> _Aim_
Make an exact copy of the records, with the pictures left out.

-- Start of Extracted data --

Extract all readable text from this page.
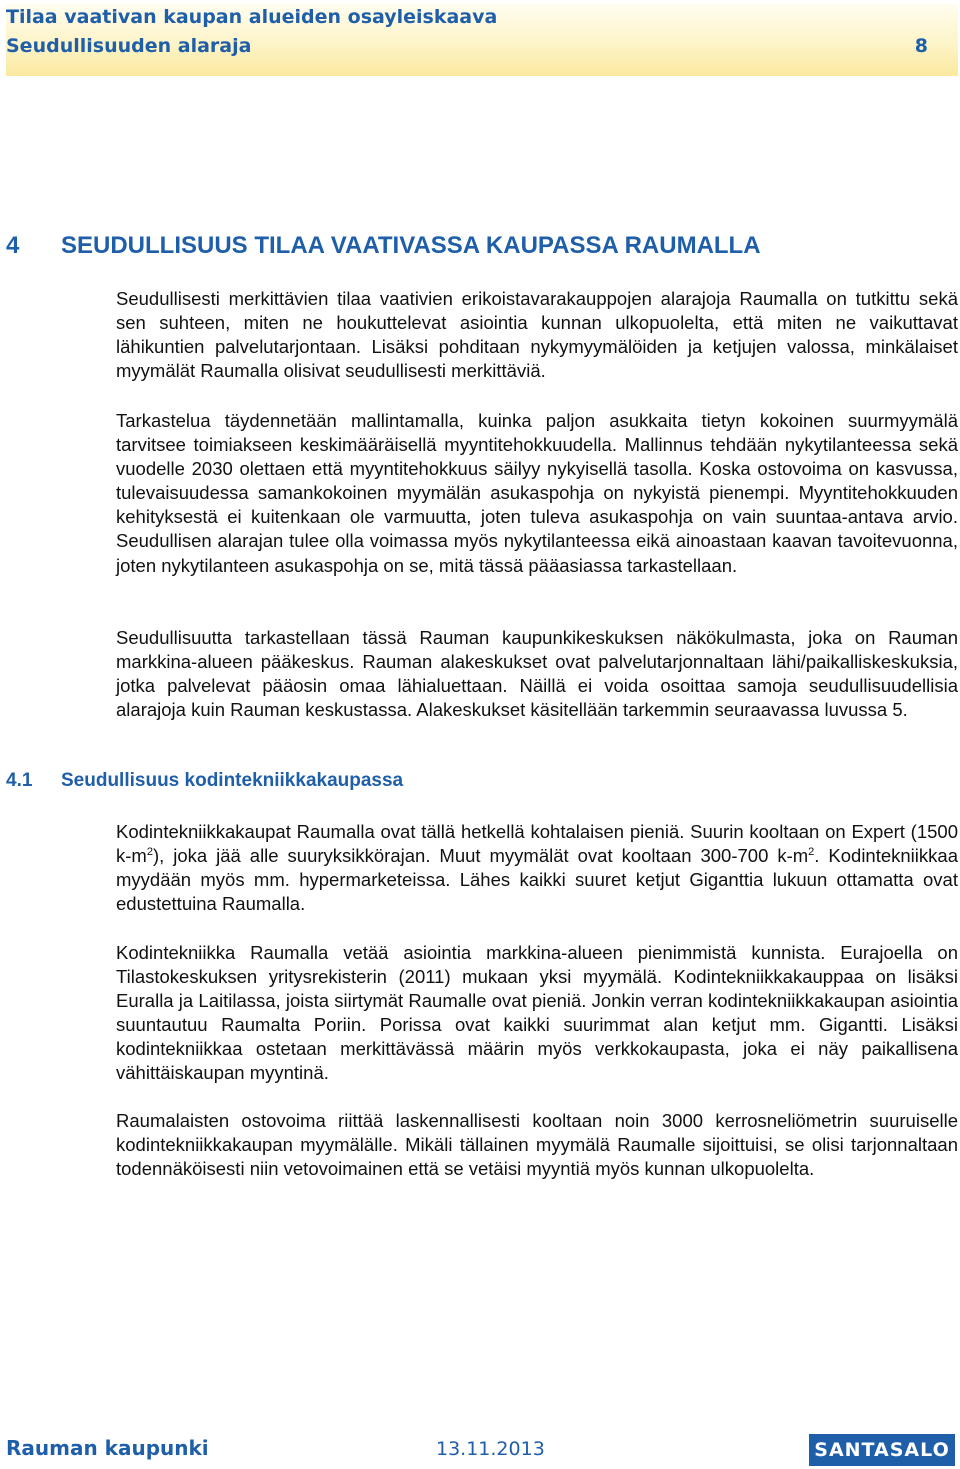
Tilaa vaativan kaupan alueiden osayleiskaava
Seudullisuuden alaraja	8
4 SEUDULLISUUS TILAA VAATIVASSA KAUPASSA RAUMALLA

Seudullisesti merkittävien tilaa vaativien erikoistavarakauppojen alarajoja Raumalla on tutkittu sekä sen suhteen, miten ne houkuttelevat asiointia kunnan ulkopuolelta, että miten ne vaikuttavat lähikuntien palvelutarjontaan. Lisäksi pohditaan nykymyymälöiden ja ketjujen valossa, minkälaiset myymälät Raumalla olisivat seudullisesti merkittäviä.

Tarkastelua täydennetään mallintamalla, kuinka paljon asukkaita tietyn kokoinen suurmyymälä tarvitsee toimiakseen keskimääräisellä myyntitehokkuudella. Mallinnus tehdään nykytilanteessa sekä vuodelle 2030 olettaen että myyntitehokkuus säilyy nykyisellä tasolla. Koska ostovoima on kasvussa, tulevaisuudessa samankokoinen myymälän asukaspohja on nykyistä pienempi. Myyntitehokkuuden kehityksestä ei kuitenkaan ole varmuutta, joten tuleva asukaspohja on vain suuntaa-antava arvio. Seudullisen alarajan tulee olla voimassa myös nykytilanteessa eikä ainoastaan kaavan tavoitevuonna, joten nykytilanteen asukaspohja on se, mitä tässä pääasiassa tarkastellaan.

Seudullisuutta tarkastellaan tässä Rauman kaupunkikeskuksen näkökulmasta, joka on Rauman markkina-alueen pääkeskus. Rauman alakeskukset ovat palvelutarjonnaltaan lähi/paikalliskeskuksia, jotka palvelevat pääosin omaa lähialuettaan. Näillä ei voida osoittaa samoja seudullisuudellisia alarajoja kuin Rauman keskustassa. Alakeskukset käsitellään tarkemmin seuraavassa luvussa 5.

4.1 Seudullisuus kodintekniikkakaupassa

Kodintekniikkakaupat Raumalla ovat tällä hetkellä kohtalaisen pieniä. Suurin kooltaan on Expert (1500 $k-m^2$), joka jää alle suuryksikkörajan. Muut myymälät ovat kooltaan 300-700 $k-m^2$. Kodintekniikkaa myydään myös mm. hypermarketeissa. Lähes kaikki suuret ketjut Giganttia lukuun ottamatta ovat edustettuina Raumalla.

Kodintekniikka Raumalla vetää asiointia markkina-alueen pienimmistä kunnista. Eurajoella on Tilastokeskuksen yritysrekisterin (2011) mukaan yksi myymälä. Kodintekniikkakauppaa on lisäksi Euralla ja Laitilassa, joista siirtymät Raumalle ovat pieniä. Jonkin verran kodintekniikkakaupan asiointia suuntautuu Raumalta Poriin. Porissa ovat kaikki suurimmat alan ketjut mm. Gigantti. Lisäksi kodintekniikkaa ostetaan merkittävässä määrin myös verkkokaupasta, joka ei näy paikallisena vähittäiskaupan myyntinä.

Raumalaisten ostovoima riittää laskennallisesti kooltaan noin 3000 kerrosneliömetrin suuruiselle kodintekniikkakaupan myymälälle. Mikäli tällainen myymälä Raumalle sijoittuisi, se olisi tarjonnaltaan todennäköisesti niin vetovoimainen että se vetäisi myyntiä myös kunnan ulkopuolelta.

Rauman kaupunki	13.11.2013	SANTASALO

-- End of Extracted data --

> _Finished task_
Extract all readable text from this page.
Tilaa vaativan kaupan alueiden osayleiskaava
Seudullisuuden alaraja	8
4 SEUDULLISUUS TILAA VAATIVASSA KAUPASSA RAUMALLA

Seudullisesti merkittävien tilaa vaativien erikoistavarakauppojen alarajoja Raumalla on tutkittu sekä sen suhteen, miten ne houkuttelevat asiointia kunnan ulkopuolelta, että miten ne vaikuttavat lähikuntien palvelutarjontaan. Lisäksi pohditaan nykymyymälöiden ja ketjujen valossa, minkälaiset myymälät Raumalla olisivat seudullisesti merkittäviä.

Tarkastelua täydennetään mallintamalla, kuinka paljon asukkaita tietyn kokoinen suurmyymälä tarvitsee toimiakseen keskimääräisellä myyntitehokkuudella. Mallinnus tehdään nykytilanteessa sekä vuodelle 2030 olettaen että myyntitehokkuus säilyy nykyisellä tasolla. Koska ostovoima on kasvussa, tulevaisuudessa samankokoinen myymälän asukaspohja on nykyistä pienempi. Myyntitehokkuuden kehityksestä ei kuitenkaan ole varmuutta, joten tuleva asukaspohja on vain suuntaa-antava arvio. Seudullisen alarajan tulee olla voimassa myös nykytilanteessa eikä ainoastaan kaavan tavoitevuonna, joten nykytilanteen asukaspohja on se, mitä tässä pääasiassa tarkastellaan.

Seudullisuutta tarkastellaan tässä Rauman kaupunkikeskuksen näkökulmasta, joka on Rauman markkina-alueen pääkeskus. Rauman alakeskukset ovat palvelutarjonnaltaan lähi/paikalliskeskuksia, jotka palvelevat pääosin omaa lähialuettaan. Näillä ei voida osoittaa samoja seudullisuudellisia alarajoja kuin Rauman keskustassa. Alakeskukset käsitellään tarkemmin seuraavassa luvussa 5.

4.1 Seudullisuus kodintekniikkakaupassa

Kodintekniikkakaupat Raumalla ovat tällä hetkellä kohtalaisen pieniä. Suurin kooltaan on Expert (1500 $k-m^2$), joka jää alle suuryksikkörajan. Muut myymälät ovat kooltaan 300-700 $k-m^2$. Kodintekniikkaa myydään myös mm. hypermarketeissa. Lähes kaikki suuret ketjut Giganttia lukuun ottamatta ovat edustettuina Raumalla.

Kodintekniikka Raumalla vetää asiointia markkina-alueen pienimmistä kunnista. Eurajoella on Tilastokeskuksen yritysrekisterin (2011) mukaan yksi myymälä. Kodintekniikkakauppaa on lisäksi Euralla ja Laitilassa, joista siirtymät Raumalle ovat pieniä. Jonkin verran kodintekniikkakaupan asiointia suuntautuu Raumalta Poriin. Porissa ovat kaikki suurimmat alan ketjut mm. Gigantti. Lisäksi kodintekniikkaa ostetaan merkittävässä määrin myös verkkokaupasta, joka ei näy paikallisena vähittäiskaupan myyntinä.

Raumalaisten ostovoima riittää laskennallisesti kooltaan noin 3000 kerrosneliömetrin suuruiselle kodintekniikkakaupan myymälälle. Mikäli tällainen myymälä Raumalle sijoittuisi, se olisi tarjonnaltaan todennäköisesti niin vetovoimainen että se vetäisi myyntiä myös kunnan ulkopuolelta.

Rauman kaupunki	13.11.2013	SANTASALO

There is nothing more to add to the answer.